Start of EXCERPTED DATA

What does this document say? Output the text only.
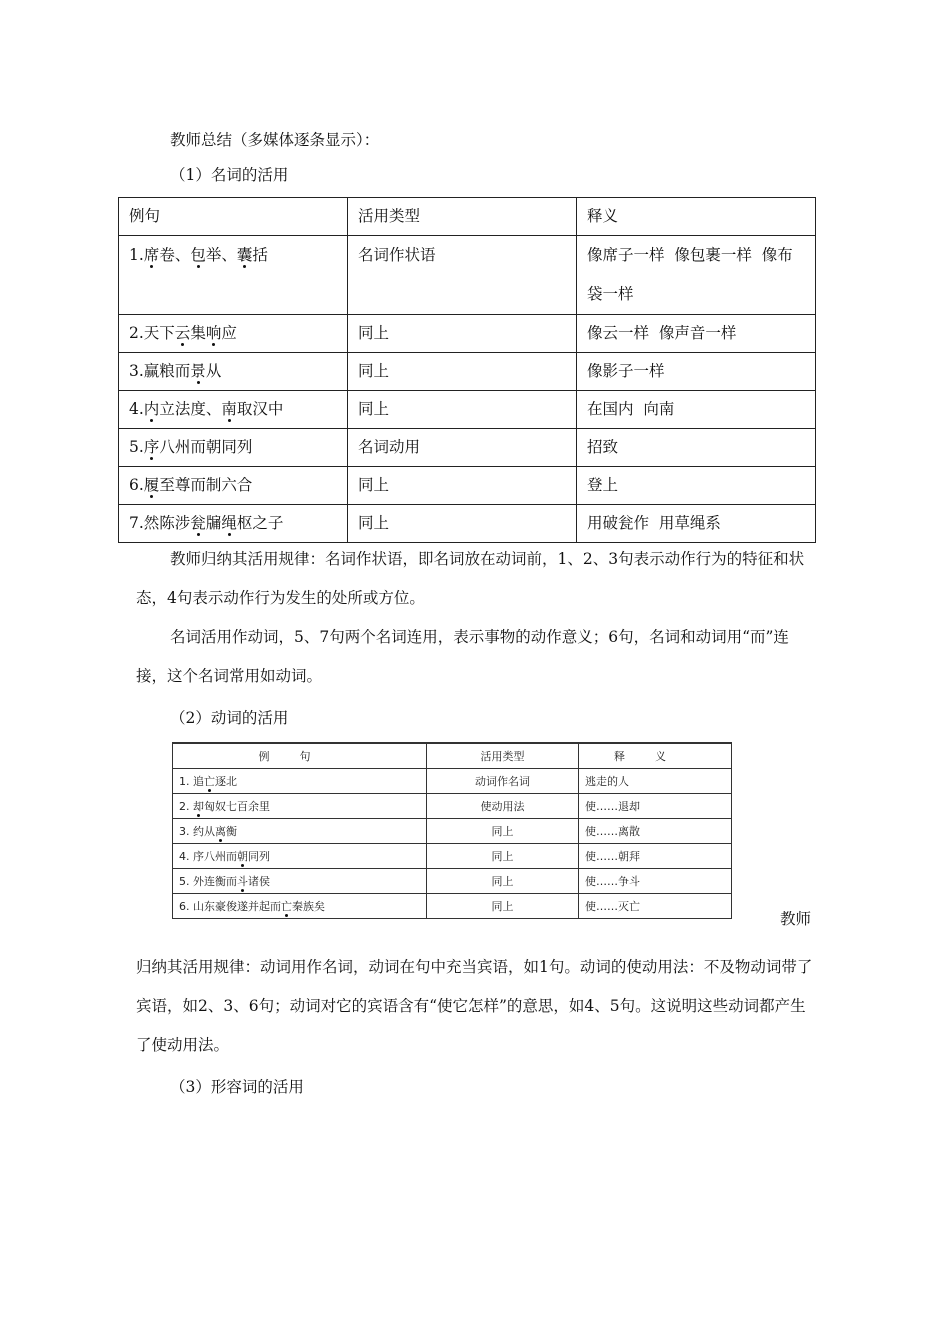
教师总结（多媒体逐条显示）：
（1）名词的活用
例句	活用类型	释义
1.席卷、包举、囊括	名词作状语	像席子一样  像包裹一样  像布
袋一样

2.天下云集响应	同上	像云一样  像声音一样

3.赢粮而景从	同上	像影子一样

4.内立法度、南取汉中	同上	在国内  向南

5.序八州而朝同列	名词动用	招致

6.履至尊而制六合	同上	登上

7.然陈涉瓮牖绳枢之子	同上	用破瓮作  用草绳系
教师归纳其活用规律：名词作状语，即名词放在动词前，1、2、3句表示动作行为的特征和状态，4句表示动作行为发生的处所或方位。
名词活用作动词，5、7句两个名词连用，表示事物的动作意义；6句，名词和动词用“而”连接，这个名词常用如动词。
（2）动词的活用
例句	活用类型	释义
1. 追亡逐北	动词作名词	逃走的人
2. 却匈奴七百余里	使动用法	使……退却
3. 约从离衡	同上	使……离散
4. 序八州而朝同列	同上	使……朝拜
5. 外连衡而斗诸侯	同上	使……争斗
6. 山东豪俊遂并起而亡秦族矣	同上	使……灭亡
教师
归纳其活用规律：动词用作名词，动词在句中充当宾语，如1句。动词的使动用法：不及物动词带了宾语，如2、3、6句；动词对它的宾语含有“使它怎样”的意思，如4、5句。这说明这些动词都产生了使动用法。
（3）形容词的活用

End of EXCERPTED DATA

WORK REQUIRED: Omit the pictures and reproduce the listing exactly.

EXERCISE SOLUTION:
What does this document say? Output the text only.
教师总结（多媒体逐条显示）：
（1）名词的活用
例句	活用类型	释义
1.席卷、包举、囊括	名词作状语	像席子一样  像包裹一样  像布
袋一样

2.天下云集响应	同上	像云一样  像声音一样

3.赢粮而景从	同上	像影子一样

4.内立法度、南取汉中	同上	在国内  向南

5.序八州而朝同列	名词动用	招致

6.履至尊而制六合	同上	登上

7.然陈涉瓮牖绳枢之子	同上	用破瓮作  用草绳系
教师归纳其活用规律：名词作状语，即名词放在动词前，1、2、3句表示动作行为的特征和状态，4句表示动作行为发生的处所或方位。
名词活用作动词，5、7句两个名词连用，表示事物的动作意义；6句，名词和动词用“而”连接，这个名词常用如动词。
（2）动词的活用
例句	活用类型	释义
1. 追亡逐北	动词作名词	逃走的人
2. 却匈奴七百余里	使动用法	使……退却
3. 约从离衡	同上	使……离散
4. 序八州而朝同列	同上	使……朝拜
5. 外连衡而斗诸侯	同上	使……争斗
6. 山东豪俊遂并起而亡秦族矣	同上	使……灭亡
教师
归纳其活用规律：动词用作名词，动词在句中充当宾语，如1句。动词的使动用法：不及物动词带了宾语，如2、3、6句；动词对它的宾语含有“使它怎样”的意思，如4、5句。这说明这些动词都产生了使动用法。
（3）形容词的活用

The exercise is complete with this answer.